Your task is to tally the lines of the listing containing the word "name" and report the figure alone.

(Records)
....

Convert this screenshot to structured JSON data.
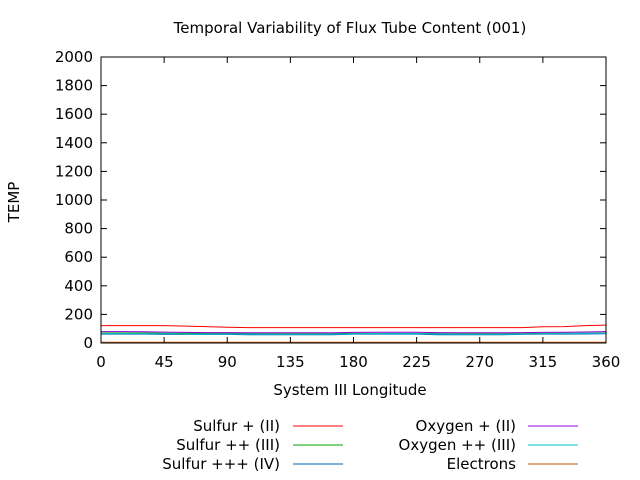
{
  "chart_data": {
    "type": "line",
    "title": "Temporal Variability of Flux Tube Content (001)",
    "xlabel": "System III Longitude",
    "ylabel": "TEMP",
    "xlim": [
      0,
      360
    ],
    "ylim": [
      0,
      2000
    ],
    "xticks": [
      0,
      45,
      90,
      135,
      180,
      225,
      270,
      315,
      360
    ],
    "yticks": [
      0,
      200,
      400,
      600,
      800,
      1000,
      1200,
      1400,
      1600,
      1800,
      2000
    ],
    "grid": false,
    "legend_position": "bottom",
    "x": [
      0,
      15,
      30,
      45,
      60,
      75,
      90,
      105,
      120,
      135,
      150,
      165,
      180,
      195,
      210,
      225,
      240,
      255,
      270,
      285,
      300,
      315,
      330,
      345,
      360
    ],
    "series": [
      {
        "name": "Sulfur + (II)",
        "color": "#ff0000",
        "values": [
          122,
          122,
          122,
          122,
          118,
          115,
          110,
          108,
          108,
          108,
          108,
          108,
          108,
          108,
          108,
          108,
          108,
          108,
          108,
          108,
          108,
          113,
          115,
          122,
          125
        ]
      },
      {
        "name": "Sulfur ++ (III)",
        "color": "#00a000",
        "values": [
          70,
          70,
          70,
          68,
          67,
          67,
          67,
          66,
          65,
          65,
          65,
          66,
          67,
          67,
          67,
          67,
          66,
          65,
          65,
          65,
          66,
          67,
          68,
          68,
          70
        ]
      },
      {
        "name": "Sulfur +++ (IV)",
        "color": "#0060ad",
        "values": [
          62,
          62,
          62,
          60,
          60,
          60,
          60,
          58,
          57,
          57,
          57,
          58,
          62,
          62,
          62,
          62,
          58,
          57,
          57,
          57,
          60,
          62,
          62,
          63,
          65
        ]
      },
      {
        "name": "Oxygen + (II)",
        "color": "#9400d3",
        "values": [
          80,
          80,
          79,
          76,
          74,
          73,
          73,
          72,
          71,
          71,
          71,
          72,
          74,
          75,
          75,
          75,
          73,
          71,
          71,
          71,
          73,
          74,
          75,
          77,
          80
        ]
      },
      {
        "name": "Oxygen ++ (III)",
        "color": "#00c0d0",
        "values": [
          66,
          66,
          65,
          64,
          63,
          63,
          63,
          62,
          61,
          61,
          61,
          62,
          65,
          66,
          66,
          66,
          63,
          61,
          61,
          61,
          63,
          65,
          66,
          67,
          68
        ]
      },
      {
        "name": "Electrons",
        "color": "#c05000",
        "values": [
          5,
          5,
          5,
          5,
          5,
          5,
          5,
          5,
          5,
          5,
          5,
          5,
          5,
          5,
          5,
          5,
          5,
          5,
          5,
          5,
          5,
          5,
          5,
          5,
          5
        ]
      }
    ]
  }
}
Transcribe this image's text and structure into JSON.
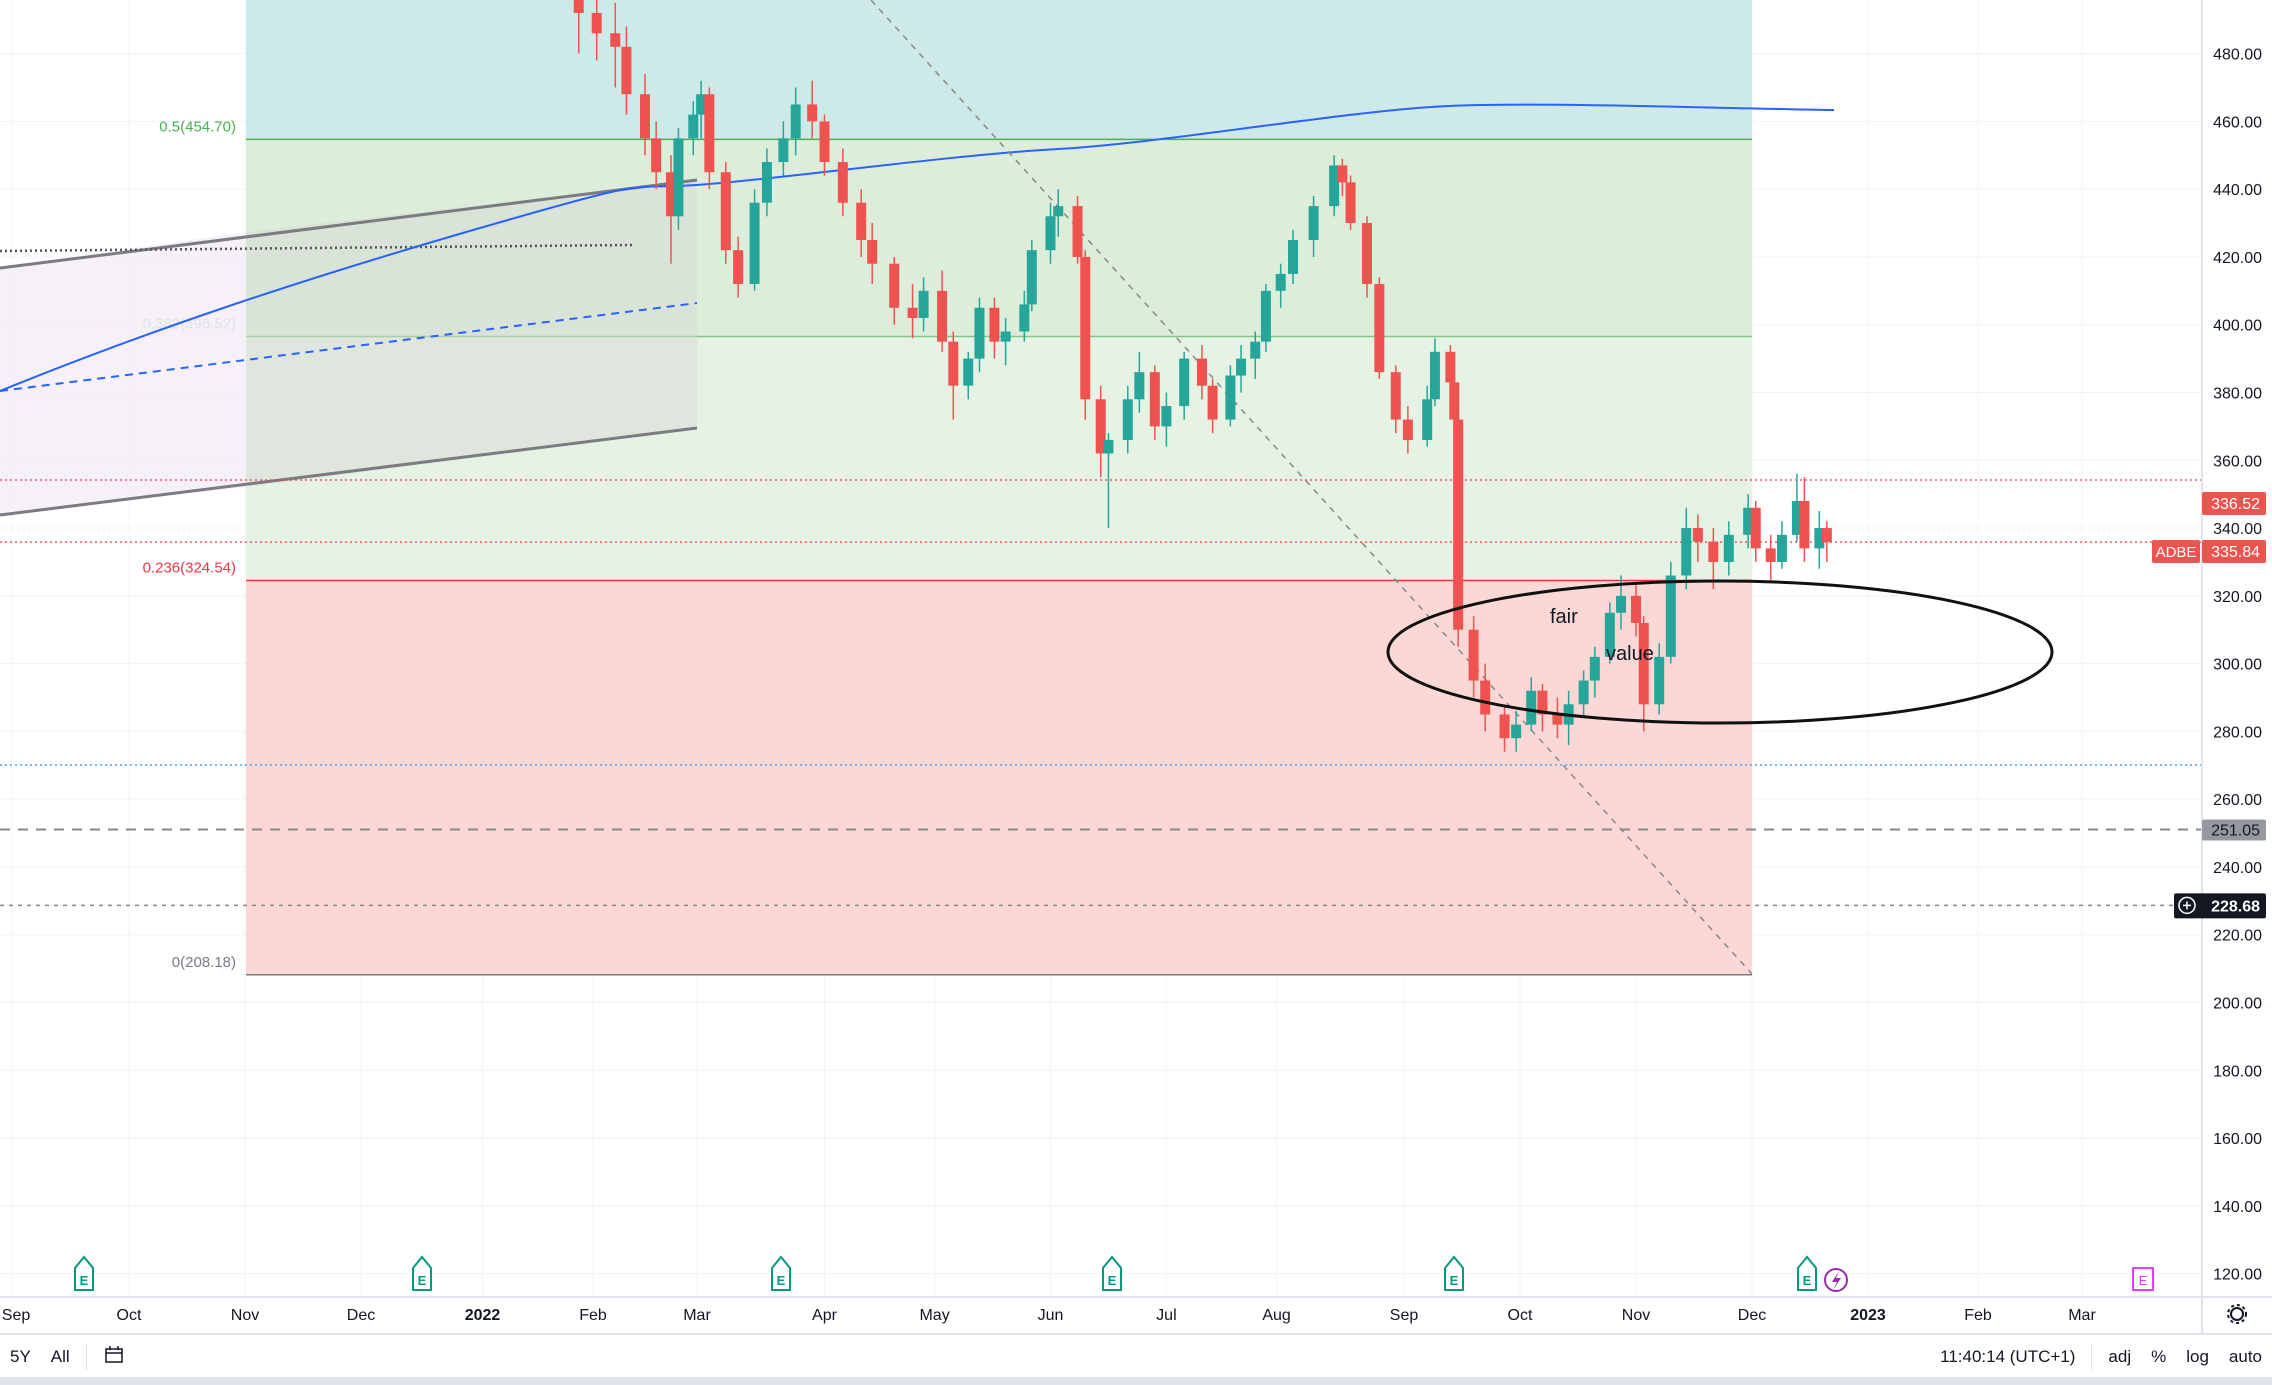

....

■ Result of the task ■
6